▶ Brief
Copy out, from the entries below, each line holding the string "this".

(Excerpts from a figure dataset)
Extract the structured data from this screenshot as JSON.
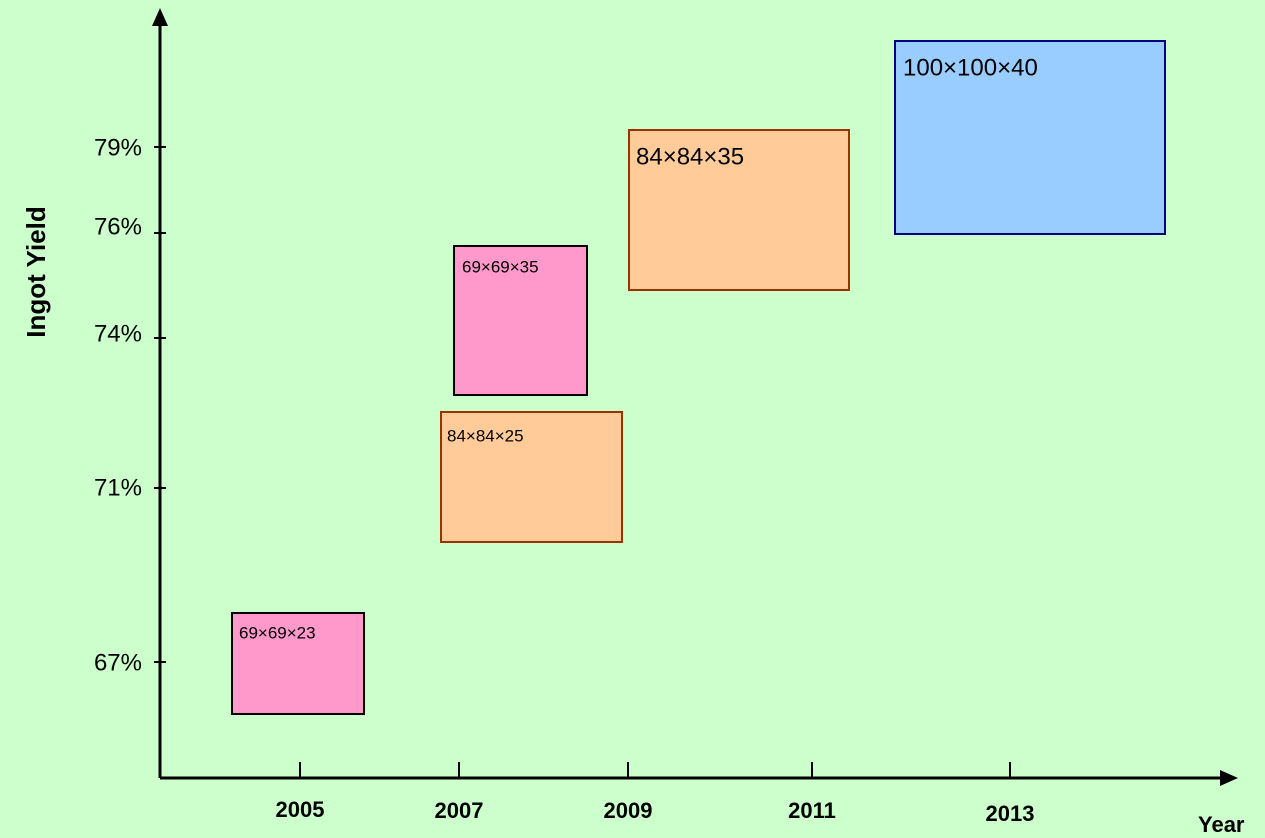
{
  "y_axis": {
    "label": "Ingot  Yield",
    "ticks": [
      "79%",
      "76%",
      "74%",
      "71%",
      "67%"
    ]
  },
  "x_axis": {
    "label": "Year",
    "ticks": [
      "2005",
      "2007",
      "2009",
      "2011",
      "2013"
    ]
  },
  "boxes": [
    {
      "label": "69×69×23"
    },
    {
      "label": "84×84×25"
    },
    {
      "label": "69×69×35"
    },
    {
      "label": "84×84×35"
    },
    {
      "label": "100×100×40"
    }
  ]
}
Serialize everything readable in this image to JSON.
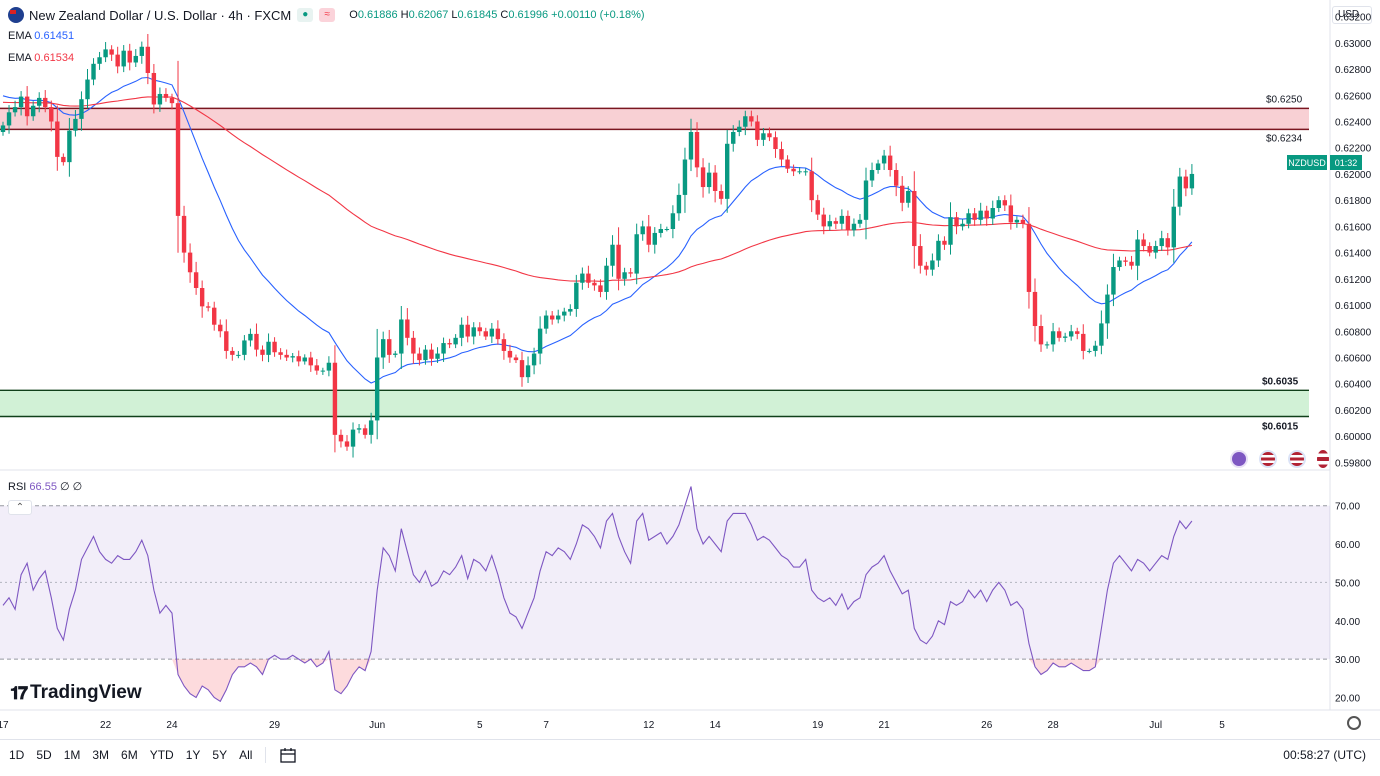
{
  "header": {
    "title": "New Zealand Dollar / U.S. Dollar · 4h · FXCM",
    "open_label": "O",
    "open": "0.61886",
    "high_label": "H",
    "high": "0.62067",
    "low_label": "L",
    "low": "0.61845",
    "close_label": "C",
    "close": "0.61996",
    "change": "+0.00110 (+0.18%)"
  },
  "indicators": {
    "ema1_label": "EMA",
    "ema1_value": "0.61451",
    "ema1_color": "#2962ff",
    "ema2_label": "EMA",
    "ema2_value": "0.61534",
    "ema2_color": "#f23645",
    "rsi_label": "RSI",
    "rsi_value": "66.55",
    "rsi_extra": "∅ ∅"
  },
  "currency_selector": "USD",
  "symbol_badge": {
    "symbol": "NZDUSD",
    "countdown": "01:32"
  },
  "levels": [
    {
      "label": "$0.6250",
      "price": 0.625
    },
    {
      "label": "$0.6234",
      "price": 0.6234
    },
    {
      "label": "$0.6035",
      "price": 0.6035
    },
    {
      "label": "$0.6015",
      "price": 0.6015
    }
  ],
  "brand": "TradingView",
  "range_buttons": [
    "1D",
    "5D",
    "1M",
    "3M",
    "6M",
    "YTD",
    "1Y",
    "5Y",
    "All"
  ],
  "clock": "00:58:27 (UTC)",
  "colors": {
    "up": "#089981",
    "down": "#f23645",
    "resistance_zone": "#f7c8cc",
    "support_zone": "#c9efcf",
    "rsi": "#7e57c2"
  },
  "chart_data": {
    "type": "candlestick",
    "title": "New Zealand Dollar / U.S. Dollar",
    "timeframe": "4h",
    "price_axis_ticks": [
      "0.63200",
      "0.63000",
      "0.62800",
      "0.62600",
      "0.62400",
      "0.62200",
      "0.62000",
      "0.61800",
      "0.61600",
      "0.61400",
      "0.61200",
      "0.61000",
      "0.60800",
      "0.60600",
      "0.60400",
      "0.60200",
      "0.60000",
      "0.59800"
    ],
    "price_tick_values": [
      0.632,
      0.63,
      0.628,
      0.626,
      0.624,
      0.622,
      0.62,
      0.618,
      0.616,
      0.614,
      0.612,
      0.61,
      0.608,
      0.606,
      0.604,
      0.602,
      0.6,
      0.598
    ],
    "ylim": [
      0.5978,
      0.633
    ],
    "x_axis_labels": [
      "17",
      "22",
      "24",
      "29",
      "Jun",
      "5",
      "7",
      "12",
      "14",
      "19",
      "21",
      "26",
      "28",
      "Jul",
      "5"
    ],
    "x_label_index": [
      0,
      17,
      28,
      45,
      62,
      79,
      90,
      107,
      118,
      135,
      146,
      163,
      174,
      191,
      202
    ],
    "close": [
      0.6237,
      0.6247,
      0.6251,
      0.6259,
      0.6244,
      0.6252,
      0.6258,
      0.6251,
      0.624,
      0.6213,
      0.6209,
      0.6233,
      0.6242,
      0.6257,
      0.6272,
      0.6284,
      0.6289,
      0.6295,
      0.6291,
      0.6282,
      0.6294,
      0.6285,
      0.629,
      0.6297,
      0.6277,
      0.6253,
      0.6261,
      0.6258,
      0.6254,
      0.6168,
      0.614,
      0.6125,
      0.6113,
      0.6099,
      0.6098,
      0.6085,
      0.608,
      0.6065,
      0.6062,
      0.6062,
      0.6073,
      0.6078,
      0.6066,
      0.6062,
      0.6072,
      0.6064,
      0.6062,
      0.606,
      0.6061,
      0.6057,
      0.606,
      0.6054,
      0.605,
      0.605,
      0.6056,
      0.6001,
      0.5996,
      0.5992,
      0.6005,
      0.6006,
      0.6001,
      0.6012,
      0.606,
      0.6074,
      0.6062,
      0.6063,
      0.6089,
      0.6075,
      0.6063,
      0.6058,
      0.6066,
      0.6059,
      0.6063,
      0.6071,
      0.607,
      0.6075,
      0.6085,
      0.6076,
      0.6083,
      0.608,
      0.6076,
      0.6082,
      0.6074,
      0.6065,
      0.606,
      0.6058,
      0.6045,
      0.6054,
      0.6063,
      0.6082,
      0.6092,
      0.6089,
      0.6092,
      0.6095,
      0.6097,
      0.6117,
      0.6124,
      0.6117,
      0.6115,
      0.611,
      0.613,
      0.6146,
      0.612,
      0.6125,
      0.6124,
      0.6154,
      0.616,
      0.6146,
      0.6155,
      0.6158,
      0.6158,
      0.617,
      0.6184,
      0.6211,
      0.6232,
      0.6205,
      0.619,
      0.6201,
      0.6187,
      0.6181,
      0.6223,
      0.6232,
      0.6236,
      0.6244,
      0.624,
      0.6226,
      0.6231,
      0.6228,
      0.6219,
      0.6211,
      0.6204,
      0.6202,
      0.6202,
      0.6202,
      0.618,
      0.6169,
      0.616,
      0.6164,
      0.6162,
      0.6168,
      0.6157,
      0.6162,
      0.6165,
      0.6195,
      0.6203,
      0.6208,
      0.6214,
      0.6203,
      0.6191,
      0.6178,
      0.6187,
      0.6145,
      0.613,
      0.6127,
      0.6134,
      0.6149,
      0.6146,
      0.6167,
      0.616,
      0.6162,
      0.617,
      0.6165,
      0.6172,
      0.6166,
      0.6174,
      0.618,
      0.6176,
      0.6163,
      0.6165,
      0.6162,
      0.611,
      0.6084,
      0.607,
      0.607,
      0.608,
      0.6075,
      0.6076,
      0.608,
      0.6078,
      0.6065,
      0.6065,
      0.6069,
      0.6086,
      0.6108,
      0.6129,
      0.6134,
      0.6133,
      0.613,
      0.615,
      0.6145,
      0.614,
      0.6145,
      0.6151,
      0.6144,
      0.6175,
      0.6198,
      0.6189,
      0.62
    ],
    "ema_fast": {
      "name": "EMA",
      "value": 0.61451
    },
    "ema_slow": {
      "name": "EMA",
      "value": 0.61534
    },
    "zones": [
      {
        "type": "resistance",
        "from": 0.6234,
        "to": 0.625
      },
      {
        "type": "support",
        "from": 0.6015,
        "to": 0.6035
      }
    ],
    "rsi": {
      "name": "RSI",
      "last": 66.55,
      "ylim": [
        17,
        78
      ],
      "ticks": [
        "70.00",
        "60.00",
        "50.00",
        "40.00",
        "30.00",
        "20.00"
      ],
      "tick_values": [
        70,
        60,
        50,
        40,
        30,
        20
      ],
      "band": [
        30,
        70
      ],
      "values": [
        44,
        46,
        43,
        52,
        55,
        48,
        51,
        53,
        46,
        38,
        35,
        43,
        48,
        56,
        59,
        62,
        58,
        56,
        55,
        57,
        56,
        56,
        58,
        61,
        57,
        48,
        42,
        44,
        42,
        26,
        23,
        21,
        20,
        23,
        22,
        20,
        19,
        22,
        26,
        28,
        28,
        29,
        28,
        26,
        30,
        31,
        30,
        30,
        31,
        30,
        29,
        30,
        28,
        29,
        32,
        22,
        21,
        23,
        26,
        28,
        27,
        32,
        48,
        59,
        57,
        53,
        64,
        58,
        52,
        50,
        53,
        49,
        50,
        53,
        52,
        54,
        57,
        51,
        56,
        55,
        53,
        57,
        52,
        46,
        42,
        41,
        38,
        42,
        46,
        53,
        58,
        57,
        59,
        58,
        56,
        60,
        65,
        64,
        62,
        59,
        66,
        68,
        62,
        58,
        55,
        66,
        68,
        61,
        62,
        63,
        60,
        62,
        65,
        70,
        75,
        64,
        60,
        62,
        60,
        58,
        66,
        68,
        68,
        68,
        65,
        61,
        62,
        61,
        59,
        57,
        56,
        54,
        54,
        56,
        48,
        46,
        45,
        46,
        44,
        47,
        43,
        45,
        46,
        52,
        54,
        55,
        57,
        53,
        50,
        47,
        48,
        38,
        35,
        34,
        36,
        40,
        39,
        45,
        44,
        45,
        48,
        46,
        48,
        45,
        48,
        50,
        48,
        44,
        45,
        43,
        34,
        28,
        26,
        27,
        29,
        28,
        28,
        29,
        28,
        27,
        27,
        28,
        38,
        48,
        55,
        57,
        55,
        53,
        56,
        55,
        53,
        55,
        57,
        56,
        62,
        66,
        64,
        66
      ]
    }
  }
}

▶ Task answer
Extract the structured data from this screenshot as JSON.
Serialize everything readable in this image to JSON.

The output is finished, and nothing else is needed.